• [TASK DIRECTIONS]
Each entry below must be repeated word for word.
* start DATA ROWS *
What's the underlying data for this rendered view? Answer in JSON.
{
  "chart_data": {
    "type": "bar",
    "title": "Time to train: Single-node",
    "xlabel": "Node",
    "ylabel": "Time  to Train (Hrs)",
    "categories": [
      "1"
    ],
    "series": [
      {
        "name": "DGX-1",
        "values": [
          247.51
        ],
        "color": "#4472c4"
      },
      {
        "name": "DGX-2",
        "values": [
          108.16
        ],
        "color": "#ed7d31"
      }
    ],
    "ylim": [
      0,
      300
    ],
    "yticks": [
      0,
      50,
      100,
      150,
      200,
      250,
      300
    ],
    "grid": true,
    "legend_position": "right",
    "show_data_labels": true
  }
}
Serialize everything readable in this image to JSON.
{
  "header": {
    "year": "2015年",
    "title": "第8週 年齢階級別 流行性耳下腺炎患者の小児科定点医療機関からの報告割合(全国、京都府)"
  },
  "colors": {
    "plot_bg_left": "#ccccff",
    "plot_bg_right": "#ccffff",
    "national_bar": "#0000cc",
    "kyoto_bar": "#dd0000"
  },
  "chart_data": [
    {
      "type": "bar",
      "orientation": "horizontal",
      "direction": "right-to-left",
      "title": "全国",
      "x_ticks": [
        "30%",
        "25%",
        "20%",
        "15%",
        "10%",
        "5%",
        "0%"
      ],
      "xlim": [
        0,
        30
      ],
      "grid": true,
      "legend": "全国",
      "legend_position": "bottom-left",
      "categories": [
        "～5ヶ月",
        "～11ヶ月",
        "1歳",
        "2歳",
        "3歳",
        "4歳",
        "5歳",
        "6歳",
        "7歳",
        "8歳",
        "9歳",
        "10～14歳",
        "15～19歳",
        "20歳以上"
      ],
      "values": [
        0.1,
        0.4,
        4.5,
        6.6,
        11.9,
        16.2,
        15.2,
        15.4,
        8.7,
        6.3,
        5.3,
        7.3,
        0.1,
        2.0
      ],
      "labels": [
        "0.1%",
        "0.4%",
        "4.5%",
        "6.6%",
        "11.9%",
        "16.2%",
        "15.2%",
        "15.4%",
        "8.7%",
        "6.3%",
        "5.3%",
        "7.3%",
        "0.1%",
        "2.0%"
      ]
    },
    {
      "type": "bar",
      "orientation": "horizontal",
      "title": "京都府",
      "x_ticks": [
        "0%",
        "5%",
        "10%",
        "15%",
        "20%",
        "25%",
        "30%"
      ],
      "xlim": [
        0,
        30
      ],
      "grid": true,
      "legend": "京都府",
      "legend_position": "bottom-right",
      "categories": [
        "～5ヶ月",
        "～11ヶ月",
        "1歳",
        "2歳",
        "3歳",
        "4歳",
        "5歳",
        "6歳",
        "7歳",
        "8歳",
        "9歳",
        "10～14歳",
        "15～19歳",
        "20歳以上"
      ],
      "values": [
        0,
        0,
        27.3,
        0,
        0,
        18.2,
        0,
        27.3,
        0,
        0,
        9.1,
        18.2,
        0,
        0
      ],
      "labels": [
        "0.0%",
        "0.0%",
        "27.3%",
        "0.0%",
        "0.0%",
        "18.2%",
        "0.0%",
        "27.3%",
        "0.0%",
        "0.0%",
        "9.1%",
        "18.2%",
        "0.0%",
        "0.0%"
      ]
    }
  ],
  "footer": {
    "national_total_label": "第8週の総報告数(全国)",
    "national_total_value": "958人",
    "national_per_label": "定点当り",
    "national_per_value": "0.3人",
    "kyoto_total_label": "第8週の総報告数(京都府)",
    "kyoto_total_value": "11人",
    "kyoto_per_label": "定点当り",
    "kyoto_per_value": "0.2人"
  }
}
* end DATA ROWS *
• [RESULT OF THIS EXERCISE]
What's the underlying data for this rendered view? Answer in JSON.
{
  "chart_data": {
    "type": "bar",
    "title": "Time to train: Single-node",
    "xlabel": "Node",
    "ylabel": "Time  to Train (Hrs)",
    "categories": [
      "1"
    ],
    "series": [
      {
        "name": "DGX-1",
        "values": [
          247.51
        ],
        "color": "#4472c4"
      },
      {
        "name": "DGX-2",
        "values": [
          108.16
        ],
        "color": "#ed7d31"
      }
    ],
    "ylim": [
      0,
      300
    ],
    "yticks": [
      0,
      50,
      100,
      150,
      200,
      250,
      300
    ],
    "grid": true,
    "legend_position": "right",
    "show_data_labels": true
  }
}
Serialize everything readable in this image to JSON.
{
  "header": {
    "year": "2015年",
    "title": "第8週 年齢階級別 流行性耳下腺炎患者の小児科定点医療機関からの報告割合(全国、京都府)"
  },
  "colors": {
    "plot_bg_left": "#ccccff",
    "plot_bg_right": "#ccffff",
    "national_bar": "#0000cc",
    "kyoto_bar": "#dd0000"
  },
  "chart_data": [
    {
      "type": "bar",
      "orientation": "horizontal",
      "direction": "right-to-left",
      "title": "全国",
      "x_ticks": [
        "30%",
        "25%",
        "20%",
        "15%",
        "10%",
        "5%",
        "0%"
      ],
      "xlim": [
        0,
        30
      ],
      "grid": true,
      "legend": "全国",
      "legend_position": "bottom-left",
      "categories": [
        "～5ヶ月",
        "～11ヶ月",
        "1歳",
        "2歳",
        "3歳",
        "4歳",
        "5歳",
        "6歳",
        "7歳",
        "8歳",
        "9歳",
        "10～14歳",
        "15～19歳",
        "20歳以上"
      ],
      "values": [
        0.1,
        0.4,
        4.5,
        6.6,
        11.9,
        16.2,
        15.2,
        15.4,
        8.7,
        6.3,
        5.3,
        7.3,
        0.1,
        2.0
      ],
      "labels": [
        "0.1%",
        "0.4%",
        "4.5%",
        "6.6%",
        "11.9%",
        "16.2%",
        "15.2%",
        "15.4%",
        "8.7%",
        "6.3%",
        "5.3%",
        "7.3%",
        "0.1%",
        "2.0%"
      ]
    },
    {
      "type": "bar",
      "orientation": "horizontal",
      "title": "京都府",
      "x_ticks": [
        "0%",
        "5%",
        "10%",
        "15%",
        "20%",
        "25%",
        "30%"
      ],
      "xlim": [
        0,
        30
      ],
      "grid": true,
      "legend": "京都府",
      "legend_position": "bottom-right",
      "categories": [
        "～5ヶ月",
        "～11ヶ月",
        "1歳",
        "2歳",
        "3歳",
        "4歳",
        "5歳",
        "6歳",
        "7歳",
        "8歳",
        "9歳",
        "10～14歳",
        "15～19歳",
        "20歳以上"
      ],
      "values": [
        0,
        0,
        27.3,
        0,
        0,
        18.2,
        0,
        27.3,
        0,
        0,
        9.1,
        18.2,
        0,
        0
      ],
      "labels": [
        "0.0%",
        "0.0%",
        "27.3%",
        "0.0%",
        "0.0%",
        "18.2%",
        "0.0%",
        "27.3%",
        "0.0%",
        "0.0%",
        "9.1%",
        "18.2%",
        "0.0%",
        "0.0%"
      ]
    }
  ],
  "footer": {
    "national_total_label": "第8週の総報告数(全国)",
    "national_total_value": "958人",
    "national_per_label": "定点当り",
    "national_per_value": "0.3人",
    "kyoto_total_label": "第8週の総報告数(京都府)",
    "kyoto_total_value": "11人",
    "kyoto_per_label": "定点当り",
    "kyoto_per_value": "0.2人"
  }
}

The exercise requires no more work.